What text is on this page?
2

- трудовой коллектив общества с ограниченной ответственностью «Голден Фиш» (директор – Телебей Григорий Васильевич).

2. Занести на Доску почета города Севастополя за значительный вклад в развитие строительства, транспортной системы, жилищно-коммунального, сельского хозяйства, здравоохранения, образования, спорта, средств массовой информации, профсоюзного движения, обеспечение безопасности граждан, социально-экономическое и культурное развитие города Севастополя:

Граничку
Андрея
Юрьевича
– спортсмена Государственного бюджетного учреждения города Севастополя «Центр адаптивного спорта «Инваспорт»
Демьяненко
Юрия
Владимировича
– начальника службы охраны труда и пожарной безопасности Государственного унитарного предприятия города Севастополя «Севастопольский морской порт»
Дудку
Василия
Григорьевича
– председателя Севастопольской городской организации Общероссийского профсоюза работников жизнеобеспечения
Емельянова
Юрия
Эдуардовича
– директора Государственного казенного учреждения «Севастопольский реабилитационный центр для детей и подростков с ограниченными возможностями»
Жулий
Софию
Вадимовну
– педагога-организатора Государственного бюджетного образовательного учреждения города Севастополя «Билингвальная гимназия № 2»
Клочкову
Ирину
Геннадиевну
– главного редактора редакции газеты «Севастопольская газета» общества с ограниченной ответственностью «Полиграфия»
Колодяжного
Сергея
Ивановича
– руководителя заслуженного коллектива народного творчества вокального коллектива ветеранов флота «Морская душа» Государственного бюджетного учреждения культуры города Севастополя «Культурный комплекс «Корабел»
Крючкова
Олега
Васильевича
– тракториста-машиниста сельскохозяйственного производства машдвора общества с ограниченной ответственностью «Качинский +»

_What is being asked_
Give the data again, exactly as it stands.

_Result of the exercise_
What text is on this page?
2

- трудовой коллектив общества с ограниченной ответственностью «Голден Фиш» (директор – Телебей Григорий Васильевич).

2. Занести на Доску почета города Севастополя за значительный вклад в развитие строительства, транспортной системы, жилищно-коммунального, сельского хозяйства, здравоохранения, образования, спорта, средств массовой информации, профсоюзного движения, обеспечение безопасности граждан, социально-экономическое и культурное развитие города Севастополя:

Граничку
Андрея
Юрьевича
– спортсмена Государственного бюджетного учреждения города Севастополя «Центр адаптивного спорта «Инваспорт»
Демьяненко
Юрия
Владимировича
– начальника службы охраны труда и пожарной безопасности Государственного унитарного предприятия города Севастополя «Севастопольский морской порт»
Дудку
Василия
Григорьевича
– председателя Севастопольской городской организации Общероссийского профсоюза работников жизнеобеспечения
Емельянова
Юрия
Эдуардовича
– директора Государственного казенного учреждения «Севастопольский реабилитационный центр для детей и подростков с ограниченными возможностями»
Жулий
Софию
Вадимовну
– педагога-организатора Государственного бюджетного образовательного учреждения города Севастополя «Билингвальная гимназия № 2»
Клочкову
Ирину
Геннадиевну
– главного редактора редакции газеты «Севастопольская газета» общества с ограниченной ответственностью «Полиграфия»
Колодяжного
Сергея
Ивановича
– руководителя заслуженного коллектива народного творчества вокального коллектива ветеранов флота «Морская душа» Государственного бюджетного учреждения культуры города Севастополя «Культурный комплекс «Корабел»
Крючкова
Олега
Васильевича
– тракториста-машиниста сельскохозяйственного производства машдвора общества с ограниченной ответственностью «Качинский +»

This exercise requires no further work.